[Saved entries]
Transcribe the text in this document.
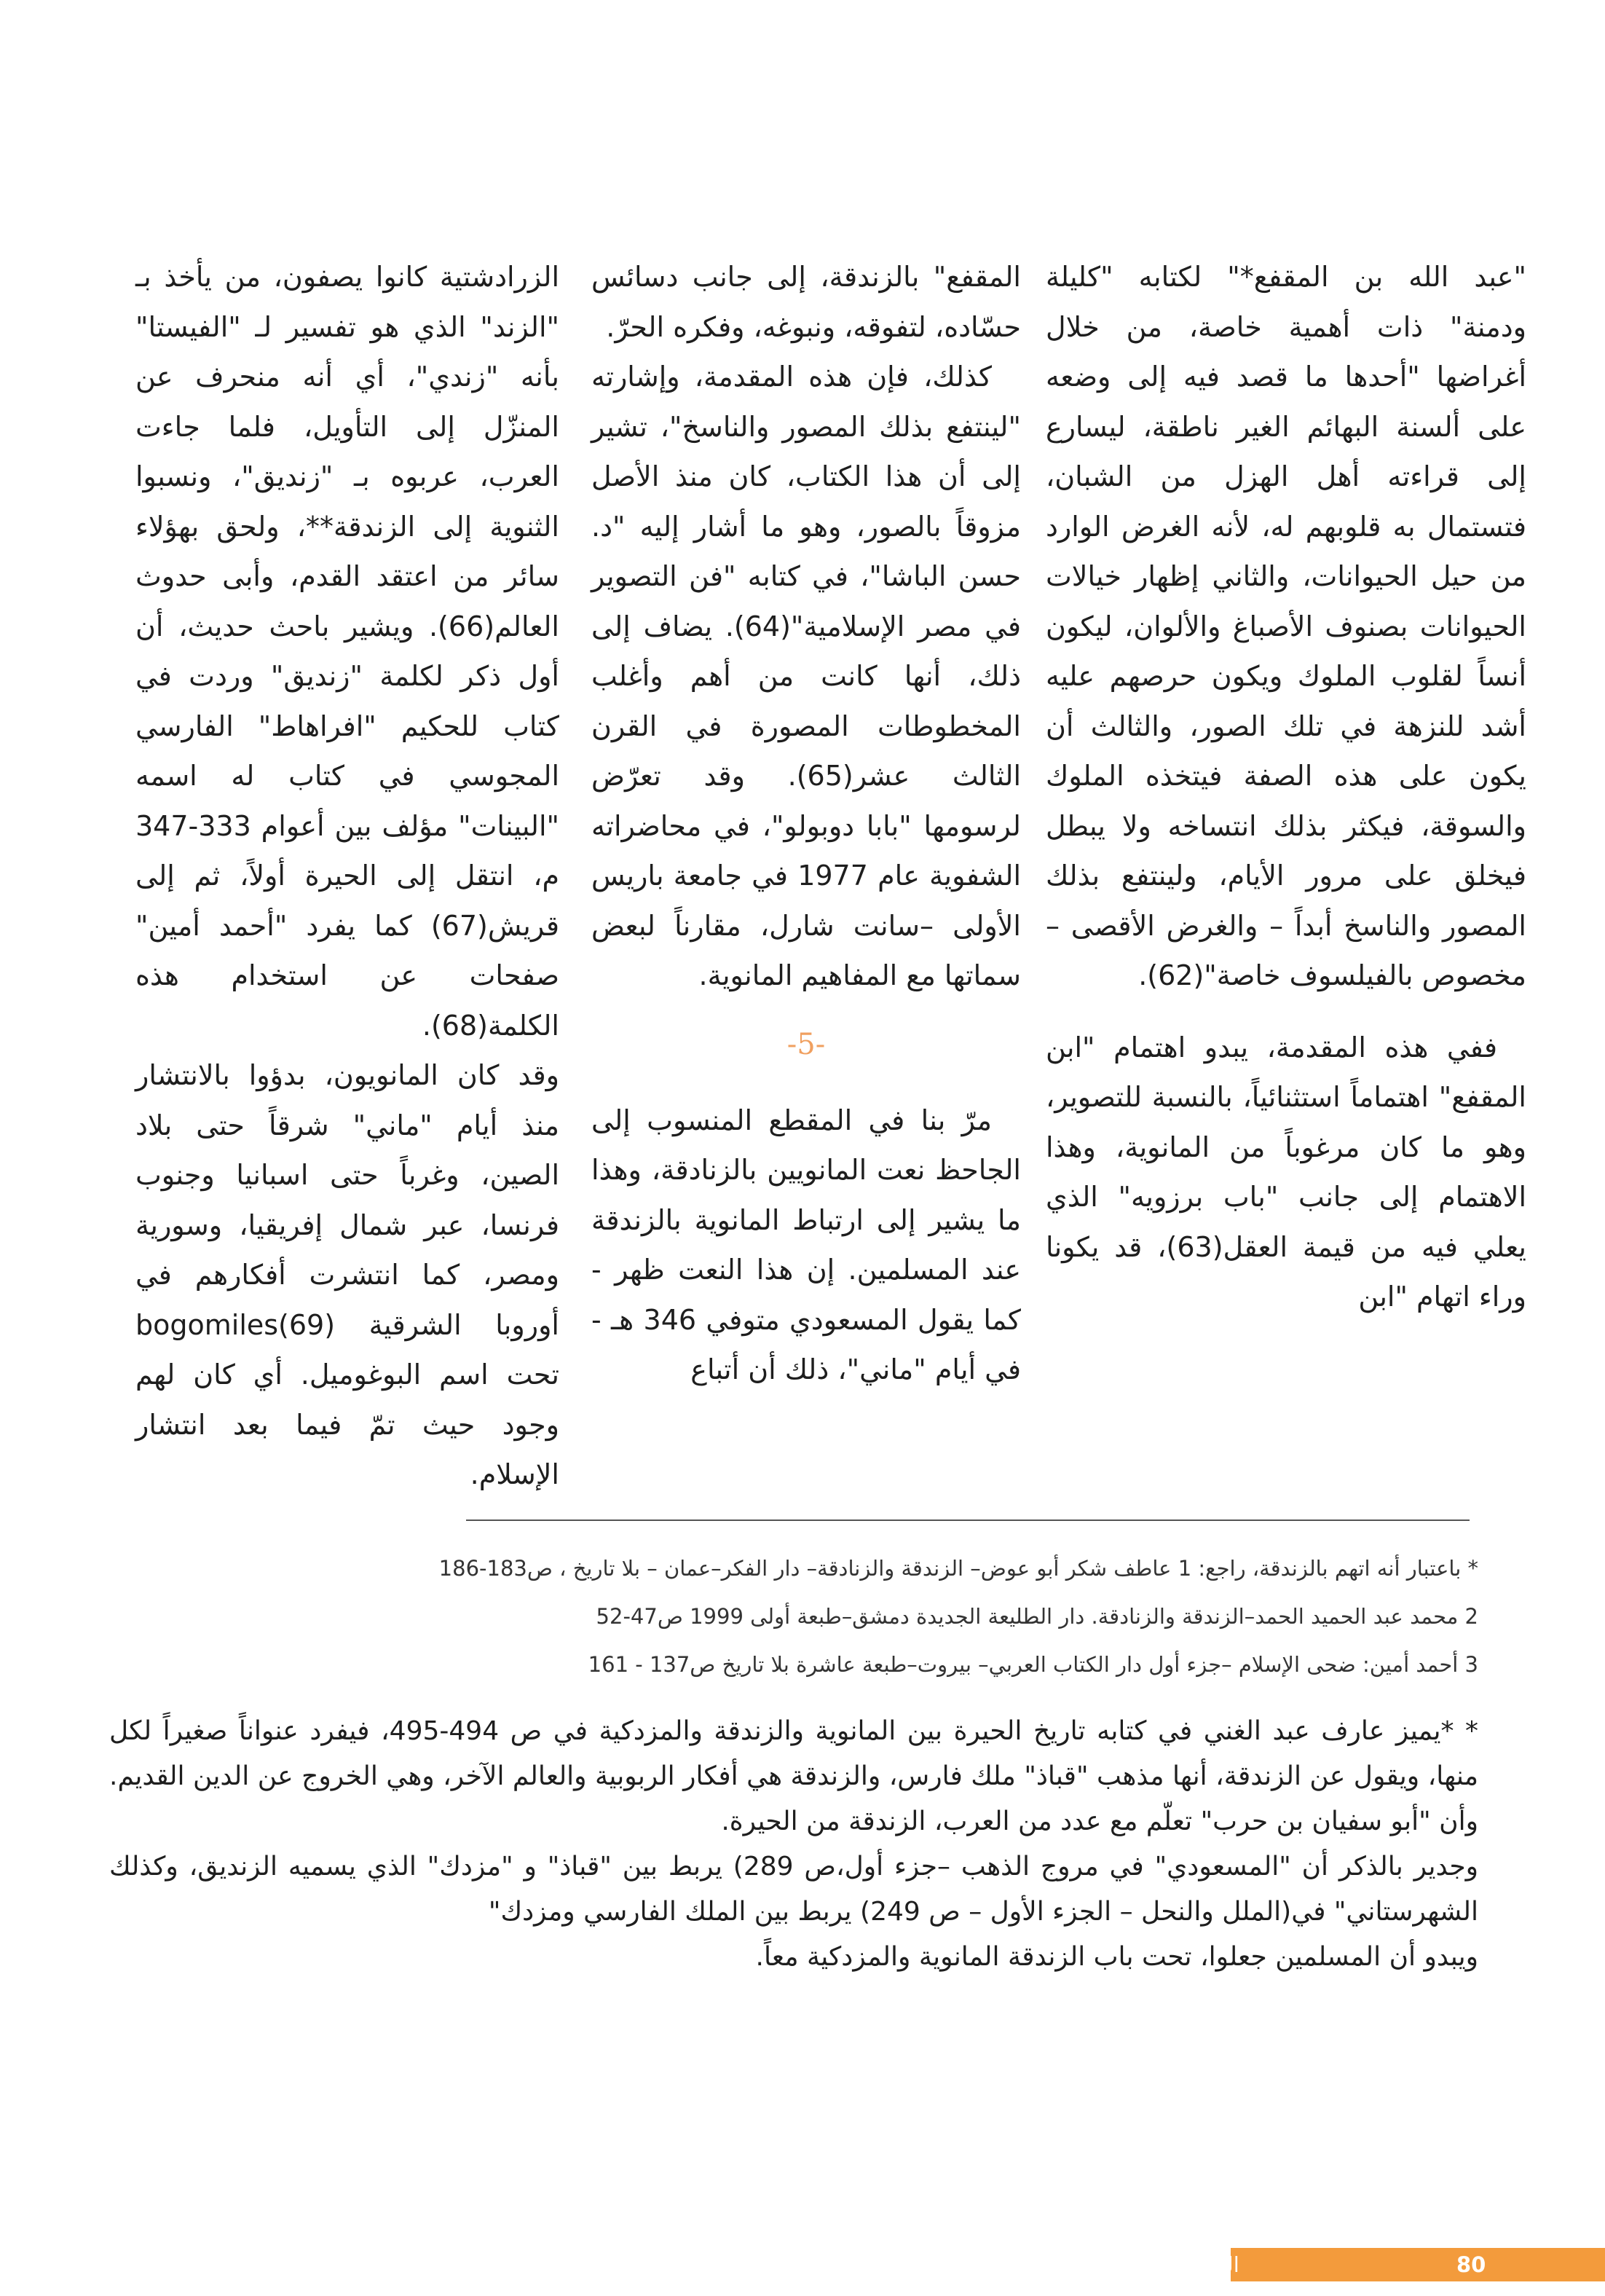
"عبد الله بن المقفع*" لكتابه "كليلة ودمنة" ذات أهمية خاصة، من خلال أغراضها "أحدها ما قصد فيه إلى وضعه على ألسنة البهائم الغير ناطقة، ليسارع إلى قراءته أهل الهزل من الشبان، فتستمال به قلوبهم له، لأنه الغرض الوارد من حيل الحيوانات، والثاني إظهار خيالات الحيوانات بصنوف الأصباغ والألوان، ليكون أنساً لقلوب الملوك ويكون حرصهم عليه أشد للنزهة في تلك الصور، والثالث أن يكون على هذه الصفة فيتخذه الملوك والسوقة، فيكثر بذلك انتساخه ولا يبطل فيخلق على مرور الأيام، ولينتفع بذلك المصور والناسخ أبداً – والغرض الأقصى – مخصوص بالفيلسوف خاصة"(62).

ففي هذه المقدمة، يبدو اهتمام "ابن المقفع" اهتماماً استثنائياً، بالنسبة للتصوير، وهو ما كان مرغوباً من المانوية، وهذا الاهتمام إلى جانب "باب برزويه" الذي يعلي فيه من قيمة العقل(63)، قد يكونا وراء اتهام "ابن

المقفع" بالزندقة، إلى جانب دسائس حسّاده، لتفوقه، ونبوغه، وفكره الحرّ.

كذلك، فإن هذه المقدمة، وإشارته "لينتفع بذلك المصور والناسخ"، تشير إلى أن هذا الكتاب، كان منذ الأصل مزوقاً بالصور، وهو ما أشار إليه "د. حسن الباشا"، في كتابه "فن التصوير في مصر الإسلامية"(64). يضاف إلى ذلك، أنها كانت من أهم وأغلب المخطوطات المصورة في القرن الثالث عشر(65). وقد تعرّض لرسومها "بابا دوبولو"، في محاضراته الشفوية عام 1977 في جامعة باريس الأولى –سانت شارل، مقارناً لبعض سماتها مع المفاهيم المانوية.

-5-

مرّ بنا في المقطع المنسوب إلى الجاحظ نعت المانويين بالزنادقة، وهذا ما يشير إلى ارتباط المانوية بالزندقة عند المسلمين. إن هذا النعت ظهر - كما يقول المسعودي متوفي 346 هـ - في أيام "ماني"، ذلك أن أتباع

الزرادشتية كانوا يصفون، من يأخذ بـ "الزند" الذي هو تفسير لـ "الفيستا" بأنه "زندي"، أي أنه منحرف عن المنزّل إلى التأويل، فلما جاءت العرب، عربوه بـ "زنديق"، ونسبوا الثنوية إلى الزندقة**، ولحق بهؤلاء سائر من اعتقد القدم، وأبى حدوث العالم(66). ويشير باحث حديث، أن أول ذكر لكلمة "زنديق" وردت في كتاب للحكيم "افراهاط" الفارسي المجوسي في كتاب له اسمه "البينات" مؤلف بين أعوام 333-347 م، انتقل إلى الحيرة أولاً، ثم إلى قريش(67) كما يفرد "أحمد أمين" صفحات عن استخدام هذه الكلمة(68).

وقد كان المانويون، بدؤوا بالانتشار منذ أيام "ماني" شرقاً حتى بلاد الصين، وغرباً حتى اسبانيا وجنوب فرنسا، عبر شمال إفريقيا، وسورية ومصر، كما انتشرت أفكارهم في أوروبا الشرقية bogomiles(69) تحت اسم البوغوميل. أي كان لهم وجود حيث تمّ فيما بعد انتشار الإسلام.

* باعتبار أنه اتهم بالزندقة، راجع: 1 عاطف شكر أبو عوض– الزندقة والزنادقة– دار الفكر–عمان – بلا تاريخ ، ص183-186

2 محمد عبد الحميد الحمد–الزندقة والزنادقة. دار الطليعة الجديدة دمشق–طبعة أولى 1999 ص47-52

3 أحمد أمين: ضحى الإسلام –جزء أول دار الكتاب العربي– بيروت–طبعة عاشرة بلا تاريخ ص137 - 161

* *يميز عارف عبد الغني في كتابه تاريخ الحيرة بين المانوية والزندقة والمزدكية في ص 494-495، فيفرد عنواناً صغيراً لكل منها، ويقول عن الزندقة، أنها مذهب "قباذ" ملك فارس، والزندقة هي أفكار الربوبية والعالم الآخر، وهي الخروج عن الدين القديم. وأن "أبو سفيان بن حرب" تعلّم مع عدد من العرب، الزندقة من الحيرة.

وجدير بالذكر أن "المسعودي" في مروج الذهب –جزء أول،ص 289) يربط بين "قباذ" و "مزدك" الذي يسميه الزنديق، وكذلك الشهرستاني" في(الملل والنحل – الجزء الأول – ص 249) يربط بين الملك الفارسي ومزدك"

ويبدو أن المسلمين جعلوا، تحت باب الزندقة المانوية والمزدكية معاً.

80
الحياة التشكيلية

:: WHAT TO WORK ON ::
In the entries above, identify every line with the word "بذلك". Copy those lines.

:: EXERCISE ANSWER ::
"عبد الله بن المقفع*" لكتابه "كليلة ودمنة" ذات أهمية خاصة، من خلال أغراضها "أحدها ما قصد فيه إلى وضعه على ألسنة البهائم الغير ناطقة، ليسارع إلى قراءته أهل الهزل من الشبان، فتستمال به قلوبهم له، لأنه الغرض الوارد من حيل الحيوانات، والثاني إظهار خيالات الحيوانات بصنوف الأصباغ والألوان، ليكون أنساً لقلوب الملوك ويكون حرصهم عليه أشد للنزهة في تلك الصور، والثالث أن يكون على هذه الصفة فيتخذه الملوك والسوقة، فيكثر بذلك انتساخه ولا يبطل فيخلق على مرور الأيام، ولينتفع بذلك المصور والناسخ أبداً – والغرض الأقصى – مخصوص بالفيلسوف خاصة"(62).
كذلك، فإن هذه المقدمة، وإشارته "لينتفع بذلك المصور والناسخ"، تشير إلى أن هذا الكتاب، كان منذ الأصل مزوقاً بالصور، وهو ما أشار إليه "د. حسن الباشا"، في كتابه "فن التصوير في مصر الإسلامية"(64). يضاف إلى ذلك، أنها كانت من أهم وأغلب المخطوطات المصورة في القرن الثالث عشر(65). وقد تعرّض لرسومها "بابا دوبولو"، في محاضراته الشفوية عام 1977 في جامعة باريس الأولى –سانت شارل، مقارناً لبعض سماتها مع المفاهيم المانوية.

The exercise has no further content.